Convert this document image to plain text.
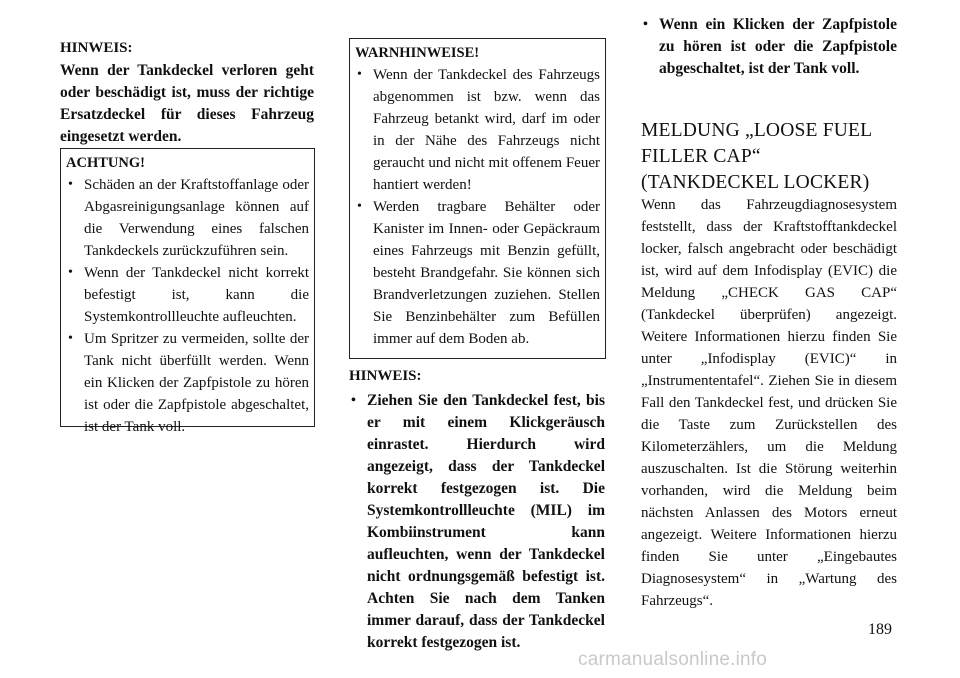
HINWEIS:

Wenn der Tankdeckel verloren geht oder beschädigt ist, muss der richtige Ersatzdeckel für dieses Fahrzeug eingesetzt werden.

ACHTUNG!
• Schäden an der Kraftstoffanlage oder Abgasreinigungsanlage können auf die Verwendung eines falschen Tankdeckels zurückzuführen sein.
• Wenn der Tankdeckel nicht korrekt befestigt ist, kann die Systemkontrollleuchte aufleuchten.
• Um Spritzer zu vermeiden, sollte der Tank nicht überfüllt werden. Wenn ein Klicken der Zapfpistole zu hören ist oder die Zapfpistole abgeschaltet, ist der Tank voll.
WARNHINWEISE!
• Wenn der Tankdeckel des Fahrzeugs abgenommen ist bzw. wenn das Fahrzeug betankt wird, darf im oder in der Nähe des Fahrzeugs nicht geraucht und nicht mit offenem Feuer hantiert werden!
• Werden tragbare Behälter oder Kanister im Innen- oder Gepäckraum eines Fahrzeugs mit Benzin gefüllt, besteht Brandgefahr. Sie können sich Brandverletzungen zuziehen. Stellen Sie Benzinbehälter zum Befüllen immer auf dem Boden ab.
HINWEIS:
• Ziehen Sie den Tankdeckel fest, bis er mit einem Klickgeräusch einrastet. Hierdurch wird angezeigt, dass der Tankdeckel korrekt festgezogen ist. Die Systemkontrollleuchte (MIL) im Kombiinstrument kann aufleuchten, wenn der Tankdeckel nicht ordnungsgemäß befestigt ist. Achten Sie nach dem Tanken immer darauf, dass der Tankdeckel korrekt festgezogen ist.
• Wenn ein Klicken der Zapfpistole zu hören ist oder die Zapfpistole abgeschaltet, ist der Tank voll.
MELDUNG „LOOSE FUEL FILLER CAP“ (TANKDECKEL LOCKER)

Wenn das Fahrzeugdiagnosesystem feststellt, dass der Kraftstofftankdeckel locker, falsch angebracht oder beschädigt ist, wird auf dem Infodisplay (EVIC) die Meldung „CHECK GAS CAP“ (Tankdeckel überprüfen) angezeigt. Weitere Informationen hierzu finden Sie unter „Infodisplay (EVIC)“ in „Instrumententafel“. Ziehen Sie in diesem Fall den Tankdeckel fest, und drücken Sie die Taste zum Zurückstellen des Kilometerzählers, um die Meldung auszuschalten. Ist die Störung weiterhin vorhanden, wird die Meldung beim nächsten Anlassen des Motors erneut angezeigt. Weitere Informationen hierzu finden Sie unter „Eingebautes Diagnosesystem“ in „Wartung des Fahrzeugs“.

189
carmanualsonline.info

┄┄┄┄┄┄┄┄┄┄

- **Task details**:
Answer with one number only, the count of lines in the listing that hold the word "nicht".

- **Your solution**:
4